--- TRECHO DO TEXTO ---
========================
Cidades

Brechó pretende proporcionar experiência de consumo para moradores de rua

Diferentemente de outras ações, que distribuem agasalhos no frio, os interessados poderão escolher, experimentar e levar as peças. Faltam doações para garantir o evento, previsto para julho

Ailim Cabral
postado em 22/06/2015 11:25
Prontos para agasalhar os moradores de rua: além de proteger do frio, ação devolve a autoestima às pessoas
O sobretudo é a peça mais disputada. Acessórios como chinelos e mochilas ficam em segundo lugar. Roupas, os sapatos e as bolsas podem ser escolhidos entre araras e cabides, assim como são expostos numa loja comum. Também podem ser experimentadas em cabines individuais. Uma completa experiência de consumo, que seria igual a tantas outras, não fosse por um detalhe: os clientes são moradores de rua e não pagam nada pelo que decidem levar. Em troca, transformam a vida dos voluntários do Brechó de Rua. O trabalho ganha fôlego quando o inverno se aproxima, mas serve de combustível para nutrir o sentimento de solidariedade do grupo durante os meses restantes.

Para as 14 pessoas à frente do Brechó de Rua, o vento gelado que corta a paisagem de Brasília, mesmo com aparições diárias do sol, é uma convocação para o trabalho, uma lembrança da situação de vulnerabilidade em que se encontram as pessoas que vivem nas ruas e não têm condições de se proteger do clima gelado. A hora, então, é de promover mutirões de doação de roupas e acessórios. ;Nós já estamos com tudo pronto, temos um lugar para montar o brechó e voluntários para ajudar no dia. Só não definimos a data, porque estamos tentando juntar mais peças, precisamos de mais doações. Dependemos, agora, da solidariedade do brasiliense;, convida a produtora Juliana Sangoi, 31 anos, uma das organizadoras.

Segundo Bhárbara de Carvalho, jornalista de 24 anos, o item mais procurado pelos moradores de rua é o sobretudo. Também voluntária e jornalista, Aliene Coutinho, 51 anos, corrobora a percepção da amiga. ;Eles ficam na fila olhando e quando alguém pega antes uma peça dessa ficam decepcionados. É muito interessante ver as coisas que eles mais gostam;, conta.
========================
--- INSTRUÇÕES DOS EXERCÍCIOS ---
1. De acordo com a notícia sobre o Brechó de Rua, qual é a peça mais disputada pelos moradores de rua?
2. Edite a notícia sobre o Brechó de Rua: reescreva o trecho que vai de "Ailim Cabral" até "os meses restantes.", inclusive, substituindo "chinelos" por "sandálias".
Os dados que vêm a seguir são um material independente deste texto.

--- DADOS FORNECIDOS ---
========================
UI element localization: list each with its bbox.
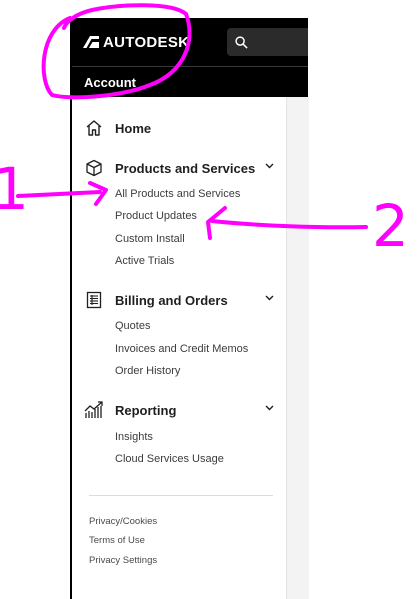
========================
--- GABARITO ---
1. O sobretudo.

2.
Ailim Cabral
postado em 22/06/2015 11:25
Prontos para agasalhar os moradores de rua: além de proteger do frio, ação devolve a autoestima às pessoas
O sobretudo é a peça mais disputada. Acessórios como sandálias e mochilas ficam em segundo lugar. Roupas, os sapatos e as bolsas podem ser escolhidos entre araras e cabides, assim como são expostos numa loja comum. Também podem ser experimentadas em cabines individuais. Uma completa experiência de consumo, que seria igual a tantas outras, não fosse por um detalhe: os clientes são moradores de rua e não pagam nada pelo que decidem levar. Em troca, transformam a vida dos voluntários do Brechó de Rua. O trabalho ganha fôlego quando o inverno se aproxima, mas serve de combustível para nutrir o sentimento de solidariedade do grupo durante os meses restantes.